• _What to do_:
Copy out, character for character, the part of the material that opens with the line containing "level-label: Logro Destacado bbox=[609, 796, 616, 843]" and closes with the line containing "table-cell: 00 bbox=[371, 690, 395, 704]", including both of those lines.

• _Listed records_:
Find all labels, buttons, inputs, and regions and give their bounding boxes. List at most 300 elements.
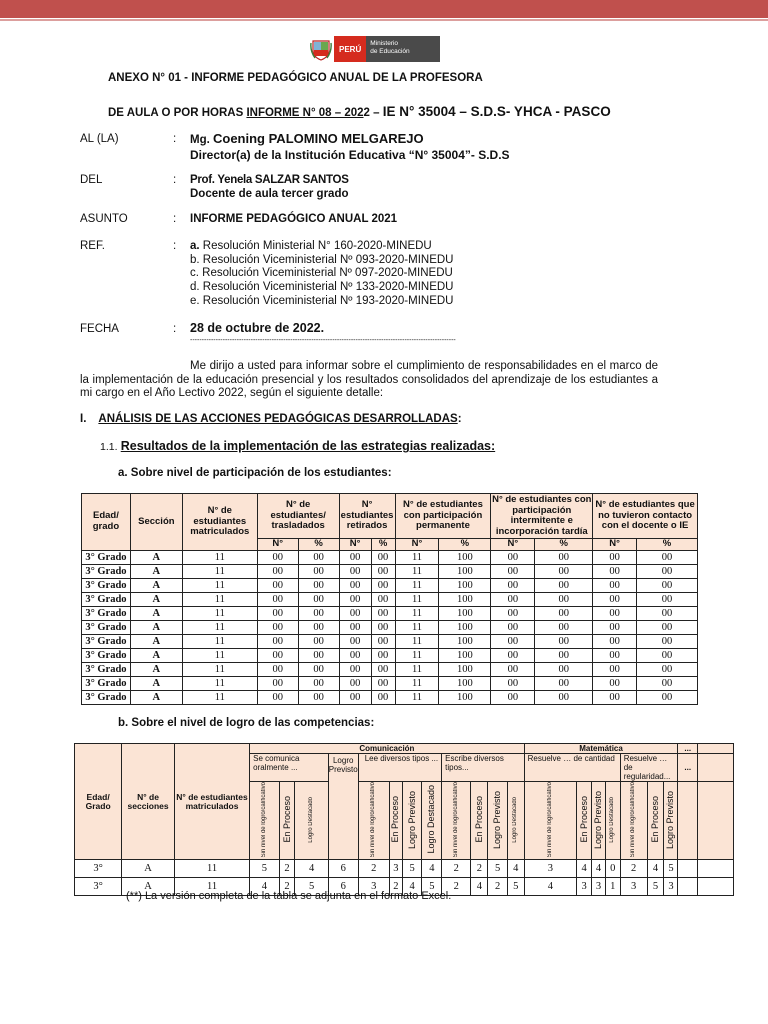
level-label: Logro Destacado bbox=[609, 796, 616, 843]
header-logro-previsto bbox=[328, 754, 358, 860]
table-row bbox=[82, 648, 698, 662]
table-cell: 11 bbox=[182, 676, 257, 690]
table-cell: 2 bbox=[389, 878, 402, 896]
table-cell: 3° Grado bbox=[82, 676, 131, 690]
table-cell: 1 bbox=[605, 878, 620, 896]
from-role: Docente de aula tercer grado bbox=[190, 188, 349, 200]
subject-label: ASUNTO bbox=[80, 213, 128, 225]
table-cell: 00 bbox=[593, 578, 637, 592]
table-cell bbox=[698, 860, 734, 878]
from-colon: : bbox=[173, 174, 177, 186]
level-label: Logro Previsto bbox=[406, 790, 417, 849]
table-cell: 2 bbox=[442, 860, 471, 878]
table-cell: 11 bbox=[182, 606, 257, 620]
table-row bbox=[82, 550, 698, 564]
table-cell: 00 bbox=[371, 690, 395, 704]
table-cell: 100 bbox=[439, 648, 491, 662]
table-cell: 00 bbox=[491, 662, 535, 676]
table-cell: 00 bbox=[535, 550, 593, 564]
col-header-permanent: N° de estudiantes con participación permanente bbox=[395, 494, 491, 539]
level-sin-nivel bbox=[442, 782, 471, 860]
table-row bbox=[82, 606, 698, 620]
section-1-colon: : bbox=[457, 413, 462, 425]
table-cell: A bbox=[122, 878, 175, 896]
level-logro-destacado bbox=[507, 782, 524, 860]
table-cell: 00 bbox=[339, 592, 371, 606]
table-cell: 100 bbox=[439, 620, 491, 634]
table-cell: 3° bbox=[75, 878, 122, 896]
table-cell: 00 bbox=[339, 676, 371, 690]
table-cell: 3° Grado bbox=[82, 620, 131, 634]
table-cell: A bbox=[130, 634, 182, 648]
blank-cell bbox=[678, 782, 698, 860]
table-cell: 4 bbox=[422, 860, 442, 878]
table-cell: 11 bbox=[182, 690, 257, 704]
table-cell: 3° Grado bbox=[82, 550, 131, 564]
level-logro-destacado bbox=[295, 782, 328, 860]
level-label: En Proceso bbox=[390, 796, 401, 843]
date-label: FECHA bbox=[80, 323, 119, 335]
ministry-logo bbox=[308, 36, 440, 62]
table-cell: 3 bbox=[592, 878, 606, 896]
table-cell: 11 bbox=[182, 648, 257, 662]
table-cell: 6 bbox=[328, 878, 358, 896]
ref-item: d. Resolución Viceministerial Nº 133-2020-MINEDU bbox=[190, 281, 454, 294]
table-cell: 2 bbox=[358, 860, 389, 878]
ref-item: b. Resolución Viceministerial Nº 093-2020-MINEDU bbox=[190, 253, 454, 266]
table-cell: 00 bbox=[257, 690, 298, 704]
subheader-n: N° bbox=[491, 539, 535, 551]
table-cell: A bbox=[122, 860, 175, 878]
body-paragraph bbox=[80, 360, 658, 401]
section-1-1-title: Resultados de la implementación de las estrategias realizadas: bbox=[120, 439, 496, 453]
table-cell: 00 bbox=[257, 620, 298, 634]
table-cell: 3° Grado bbox=[82, 592, 131, 606]
level-sin-nivel bbox=[524, 782, 577, 860]
table-cell: 00 bbox=[593, 662, 637, 676]
table-cell: 00 bbox=[298, 648, 339, 662]
table-cell: 00 bbox=[593, 648, 637, 662]
level-en-proceso bbox=[647, 782, 664, 860]
to-label: AL (LA) bbox=[80, 133, 119, 145]
competency-oral: Se comunica oralmente ... bbox=[250, 754, 329, 782]
to-prefix: Mg. bbox=[190, 134, 213, 146]
table-cell: A bbox=[130, 592, 182, 606]
level-en-proceso bbox=[389, 782, 402, 860]
level-en-proceso bbox=[577, 782, 592, 860]
level-label: Logro Destacado bbox=[308, 796, 315, 843]
table-cell: 00 bbox=[637, 662, 698, 676]
level-label: En Proceso bbox=[473, 796, 484, 843]
table-cell: 11 bbox=[395, 676, 439, 690]
table-cell: 00 bbox=[339, 606, 371, 620]
competency-quantity: Resuelve … de cantidad bbox=[524, 754, 620, 782]
col-header-enrolled: N° de estudiantes matriculados bbox=[174, 744, 249, 860]
to-recipient bbox=[190, 131, 424, 146]
table-cell: 00 bbox=[298, 690, 339, 704]
table-cell: 100 bbox=[439, 592, 491, 606]
table-cell: A bbox=[130, 620, 182, 634]
table-cell: 00 bbox=[593, 606, 637, 620]
col-header-transferred: N° de estudiantes/ trasladados bbox=[257, 494, 339, 539]
table-row bbox=[82, 676, 698, 690]
logo-ministry-line1: Ministerio bbox=[370, 40, 399, 47]
level-sin-nivel bbox=[250, 782, 279, 860]
to-colon: : bbox=[173, 133, 177, 145]
table-cell: 11 bbox=[174, 860, 249, 878]
table-cell: 4 bbox=[250, 878, 279, 896]
table-cell: 00 bbox=[637, 620, 698, 634]
table-cell: 6 bbox=[328, 860, 358, 878]
subtitle-part-b: INFORME N° 08 – 202 bbox=[246, 107, 364, 119]
subheader-n: N° bbox=[257, 539, 298, 551]
level-label: Sin nivel de logro/calificativo bbox=[630, 782, 637, 858]
table-cell: 00 bbox=[257, 578, 298, 592]
table-row bbox=[82, 592, 698, 606]
blank-cell bbox=[698, 782, 734, 860]
table-cell: 2 bbox=[279, 860, 295, 878]
table-cell: 00 bbox=[298, 592, 339, 606]
table-cell: A bbox=[130, 690, 182, 704]
table-cell: 00 bbox=[637, 690, 698, 704]
table-cell: 11 bbox=[182, 662, 257, 676]
table-cell: 00 bbox=[637, 648, 698, 662]
table-cell: A bbox=[130, 648, 182, 662]
table-cell: 100 bbox=[439, 550, 491, 564]
from-name: Prof. Yenela SALZAR SANTOS bbox=[190, 174, 349, 186]
section-1-title: ANÁLISIS DE LAS ACCIONES PEDAGÓGICAS DESARROLLADAS bbox=[98, 413, 458, 425]
table-cell: 4 bbox=[647, 860, 664, 878]
table-cell: 4 bbox=[507, 860, 524, 878]
level-en-proceso bbox=[279, 782, 295, 860]
date-value: 28 de octubre de 2022. bbox=[190, 321, 325, 335]
level-logro-previsto bbox=[664, 782, 678, 860]
document-subtitle bbox=[108, 104, 611, 119]
table-cell: 00 bbox=[491, 592, 535, 606]
table-cell: 00 bbox=[339, 620, 371, 634]
col-header-section: Sección bbox=[130, 494, 182, 551]
table-cell: 11 bbox=[395, 662, 439, 676]
level-logro-destacado bbox=[422, 782, 442, 860]
col-header-sections: N° de secciones bbox=[122, 744, 175, 860]
table-cell: 3° Grado bbox=[82, 578, 131, 592]
table-cell: 11 bbox=[182, 550, 257, 564]
table-cell: 00 bbox=[535, 648, 593, 662]
table-cell: 100 bbox=[439, 564, 491, 578]
separator-dashes: ------------------------------------------------------------------------------------------------------------------ bbox=[190, 337, 456, 344]
table-cell: 00 bbox=[257, 606, 298, 620]
subheader-pct: % bbox=[298, 539, 339, 551]
table-cell: 4 bbox=[577, 860, 592, 878]
table-cell: A bbox=[130, 662, 182, 676]
table-cell: 100 bbox=[439, 676, 491, 690]
table-cell: 00 bbox=[257, 550, 298, 564]
table-cell: 11 bbox=[395, 550, 439, 564]
table-cell: 3° Grado bbox=[82, 564, 131, 578]
table-cell bbox=[678, 860, 698, 878]
table-row bbox=[82, 690, 698, 704]
level-label: Logro Previsto bbox=[592, 790, 603, 849]
table-cell: 00 bbox=[637, 676, 698, 690]
level-label: Logro Previsto bbox=[492, 790, 503, 849]
table-cell: 00 bbox=[339, 690, 371, 704]
table-cell: 00 bbox=[298, 564, 339, 578]
table-cell: 00 bbox=[535, 578, 593, 592]
table-cell: 00 bbox=[298, 676, 339, 690]
table-cell: 00 bbox=[339, 648, 371, 662]
table-cell: 2 bbox=[471, 860, 488, 878]
level-label: Sin nivel de logro/calificativo bbox=[452, 782, 459, 858]
table-cell: 11 bbox=[395, 564, 439, 578]
table-cell: 00 bbox=[491, 676, 535, 690]
competencies-table bbox=[74, 743, 734, 896]
table-cell: A bbox=[130, 676, 182, 690]
table-cell: 00 bbox=[257, 592, 298, 606]
table-cell: 100 bbox=[439, 662, 491, 676]
table-cell: 00 bbox=[339, 550, 371, 564]
table-cell: 3 bbox=[358, 878, 389, 896]
table-cell: 3 bbox=[577, 878, 592, 896]
table-cell: 5 bbox=[250, 860, 279, 878]
table-cell: 00 bbox=[637, 592, 698, 606]
table-cell: 00 bbox=[593, 620, 637, 634]
level-sin-nivel bbox=[358, 782, 389, 860]
table-cell: 00 bbox=[339, 634, 371, 648]
table-row bbox=[82, 564, 698, 578]
subheader-pct: % bbox=[637, 539, 698, 551]
table-cell bbox=[678, 878, 698, 896]
table-cell: 11 bbox=[395, 620, 439, 634]
date-colon: : bbox=[173, 323, 177, 335]
level-logro-destacado bbox=[605, 782, 620, 860]
level-label: En Proceso bbox=[578, 796, 589, 843]
table-cell bbox=[698, 878, 734, 896]
level-label: Logro Destacado bbox=[426, 785, 437, 854]
level-label: Sin nivel de logro/calificativo bbox=[370, 782, 377, 858]
area-communication: Comunicación bbox=[250, 744, 525, 754]
table-cell: 11 bbox=[182, 634, 257, 648]
table-cell: 00 bbox=[593, 592, 637, 606]
table-cell: 00 bbox=[593, 634, 637, 648]
table-cell: 5 bbox=[664, 860, 678, 878]
from-label: DEL bbox=[80, 174, 103, 186]
blank-cell bbox=[698, 754, 734, 782]
table-cell: 00 bbox=[298, 606, 339, 620]
table-cell: 00 bbox=[535, 690, 593, 704]
col-header-grade: Edad/ Grado bbox=[75, 744, 122, 860]
subsection-a-heading: a. Sobre nivel de participación de los estudiantes: bbox=[118, 467, 392, 479]
table-cell: 100 bbox=[439, 578, 491, 592]
level-label: En Proceso bbox=[281, 796, 292, 843]
table-cell: 100 bbox=[439, 690, 491, 704]
table-cell: 00 bbox=[371, 676, 395, 690]
table-cell: 00 bbox=[535, 662, 593, 676]
ref-prefix: a. bbox=[190, 240, 203, 252]
table-cell: 00 bbox=[535, 592, 593, 606]
table-cell: 00 bbox=[637, 578, 698, 592]
blank-cell bbox=[698, 744, 734, 754]
table-cell: 11 bbox=[395, 578, 439, 592]
table-cell: 00 bbox=[371, 634, 395, 648]
table-cell: 3° Grado bbox=[82, 662, 131, 676]
subheader-n: N° bbox=[593, 539, 637, 551]
ref-label: REF. bbox=[80, 240, 105, 252]
col-header-no-contact: N° de estudiantes que no tuvieron contacto con el docente o IE bbox=[593, 494, 698, 539]
table-cell: 3 bbox=[389, 860, 402, 878]
document-title: ANEXO N° 01 - INFORME PEDAGÓGICO ANUAL DE LA PROFESORA bbox=[108, 72, 483, 84]
table-row bbox=[82, 634, 698, 648]
table-cell: 00 bbox=[535, 620, 593, 634]
table-cell: 11 bbox=[395, 690, 439, 704]
table-cell: 00 bbox=[637, 550, 698, 564]
table-cell: 00 bbox=[637, 606, 698, 620]
area-more: ... bbox=[678, 744, 698, 754]
table-cell: 11 bbox=[182, 564, 257, 578]
table-cell: 3° Grado bbox=[82, 634, 131, 648]
table-cell: 11 bbox=[182, 620, 257, 634]
subheader-n: N° bbox=[339, 539, 371, 551]
to-role: Director(a) de la Institución Educativa “N° 35004”- S.D.S bbox=[190, 148, 510, 162]
table-cell: 00 bbox=[371, 564, 395, 578]
table-cell: 00 bbox=[593, 690, 637, 704]
table-cell: 00 bbox=[257, 634, 298, 648]
table-cell: A bbox=[130, 578, 182, 592]
ref-text: Resolución Ministerial N° 160-2020-MINEDU bbox=[202, 240, 432, 252]
table-cell: 00 bbox=[491, 690, 535, 704]
table-cell: 5 bbox=[507, 878, 524, 896]
table-cell: 00 bbox=[535, 564, 593, 578]
subtitle-part-a: DE AULA O POR HORAS bbox=[108, 107, 247, 119]
col-header-enrolled: N° de estudiantes matriculados bbox=[182, 494, 257, 551]
table-cell: 100 bbox=[439, 634, 491, 648]
table-cell: 4 bbox=[524, 878, 577, 896]
table-cell: 2 bbox=[488, 878, 508, 896]
table-cell: 5 bbox=[422, 878, 442, 896]
section-1-1-heading bbox=[100, 439, 495, 453]
table-cell: 00 bbox=[339, 578, 371, 592]
to-name: Coening PALOMINO MELGAREJO bbox=[213, 131, 424, 146]
table-cell: 00 bbox=[593, 564, 637, 578]
table-cell: A bbox=[130, 606, 182, 620]
table-cell: 00 bbox=[339, 564, 371, 578]
competency-more: ... bbox=[678, 754, 698, 782]
level-en-proceso bbox=[471, 782, 488, 860]
table-cell: 00 bbox=[371, 606, 395, 620]
subsection-b-heading: b. Sobre el nivel de logro de las competencias: bbox=[118, 717, 375, 729]
table-row bbox=[75, 860, 734, 878]
level-label: Logro Previsto bbox=[665, 790, 676, 849]
table-cell: 11 bbox=[395, 606, 439, 620]
ref-colon: : bbox=[173, 240, 177, 252]
table-cell: 00 bbox=[257, 676, 298, 690]
competency-read: Lee diversos tipos ... bbox=[358, 754, 441, 782]
table-cell: 3° bbox=[75, 860, 122, 878]
table-cell: 00 bbox=[491, 564, 535, 578]
table-cell: 4 bbox=[402, 878, 422, 896]
table-cell: 5 bbox=[647, 878, 664, 896]
table-cell: 00 bbox=[371, 648, 395, 662]
table-cell: 4 bbox=[471, 878, 488, 896]
logo-ministry-line2: de Educación bbox=[370, 47, 410, 55]
subtitle-part-d: IE N° 35004 – S.D.S- YHCA - PASCO bbox=[382, 104, 611, 119]
level-label: Sin nivel de logro/calificativo bbox=[260, 782, 267, 858]
table-cell: 00 bbox=[593, 676, 637, 690]
table-cell: 00 bbox=[371, 662, 395, 676]
table-cell: 3 bbox=[524, 860, 577, 878]
level-sin-nivel bbox=[620, 782, 647, 860]
level-label: Sin nivel de logro/calificativo bbox=[546, 782, 553, 858]
subject-colon: : bbox=[173, 213, 177, 225]
table-cell: 3° Grado bbox=[82, 690, 131, 704]
table-cell: 00 bbox=[637, 634, 698, 648]
subtitle-part-c: 2 – bbox=[363, 107, 383, 119]
table-cell: 2 bbox=[442, 878, 471, 896]
table-cell: 11 bbox=[395, 648, 439, 662]
table-cell: 00 bbox=[491, 578, 535, 592]
subheader-pct: % bbox=[371, 539, 395, 551]
table-cell: 00 bbox=[491, 606, 535, 620]
table-cell: A bbox=[130, 564, 182, 578]
area-mathematics: Matemática bbox=[524, 744, 678, 754]
table-row bbox=[82, 620, 698, 634]
table-cell: 5 bbox=[295, 878, 328, 896]
table-cell: 00 bbox=[371, 620, 395, 634]
table-cell: 00 bbox=[257, 662, 298, 676]
ref-list bbox=[190, 240, 453, 309]
table-cell: 3° Grado bbox=[82, 606, 131, 620]
table-cell: 11 bbox=[182, 592, 257, 606]
coat-of-arms-icon bbox=[308, 36, 334, 62]
level-logro-previsto bbox=[592, 782, 606, 860]
level-label: Logro Destacado bbox=[512, 796, 519, 843]
level-logro-previsto bbox=[488, 782, 508, 860]
table-cell: A bbox=[130, 550, 182, 564]
ref-item bbox=[190, 240, 453, 254]
table-cell: 00 bbox=[298, 550, 339, 564]
col-header-grade: Edad/ grado bbox=[82, 494, 131, 551]
table-cell: 3 bbox=[620, 878, 647, 896]
table-cell: 5 bbox=[402, 860, 422, 878]
table-cell: 11 bbox=[395, 634, 439, 648]
table-cell: 4 bbox=[592, 860, 606, 878]
section-1-heading bbox=[80, 413, 462, 425]
table-cell: 11 bbox=[182, 578, 257, 592]
header-bar bbox=[0, 0, 768, 18]
table-cell: 00 bbox=[257, 564, 298, 578]
body-text: Me dirijo a usted para informar sobre el cumplimiento de responsabilidades en el marco de la implementación de la educación presencial y los resultados consolidados del aprendizaje de los estudiantes a mi cargo en el Año Lectivo 2022, según el siguiente detalle: bbox=[80, 360, 658, 399]
table-cell: 00 bbox=[298, 634, 339, 648]
table-cell: 00 bbox=[298, 578, 339, 592]
subheader-pct: % bbox=[535, 539, 593, 551]
footnote: (**) La versión completa de la tabla se adjunta en el formato Excel. bbox=[126, 890, 452, 902]
competency-regularity: Resuelve … de regularidad... bbox=[620, 754, 678, 782]
logro-previsto-label: Logro Previsto bbox=[328, 756, 358, 774]
table-cell: 2 bbox=[620, 860, 647, 878]
col-header-intermittent: N° de estudiantes con participación intermitente e incorporación tardía bbox=[492, 494, 592, 537]
table-cell: 3° Grado bbox=[82, 648, 131, 662]
table-cell: 11 bbox=[395, 592, 439, 606]
table-row bbox=[82, 662, 698, 676]
level-logro-previsto bbox=[402, 782, 422, 860]
logo-ministry bbox=[366, 36, 440, 62]
table-cell: 00 bbox=[371, 550, 395, 564]
table-cell: 00 bbox=[535, 634, 593, 648]
table-cell: 11 bbox=[174, 878, 249, 896]
table-cell: 00 bbox=[257, 648, 298, 662]
logo-country: PERÚ bbox=[334, 36, 366, 62]
subheader-n: N° bbox=[395, 539, 439, 551]
participation-table bbox=[81, 493, 698, 705]
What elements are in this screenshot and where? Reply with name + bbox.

• _Exercise solution_:
level-label: Logro Destacado bbox=[609, 796, 616, 843]
header-logro-previsto bbox=[328, 754, 358, 860]
table-row bbox=[82, 648, 698, 662]
table-cell: 11 bbox=[182, 676, 257, 690]
table-cell: 2 bbox=[389, 878, 402, 896]
table-cell: 3° Grado bbox=[82, 676, 131, 690]
table-cell: 1 bbox=[605, 878, 620, 896]
from-role: Docente de aula tercer grado bbox=[190, 188, 349, 200]
subject-label: ASUNTO bbox=[80, 213, 128, 225]
table-cell: 00 bbox=[593, 578, 637, 592]
table-cell bbox=[698, 860, 734, 878]
from-colon: : bbox=[173, 174, 177, 186]
level-label: Logro Previsto bbox=[406, 790, 417, 849]
table-cell: 2 bbox=[442, 860, 471, 878]
table-cell: 11 bbox=[182, 606, 257, 620]
table-row bbox=[82, 550, 698, 564]
table-cell: 00 bbox=[371, 690, 395, 704]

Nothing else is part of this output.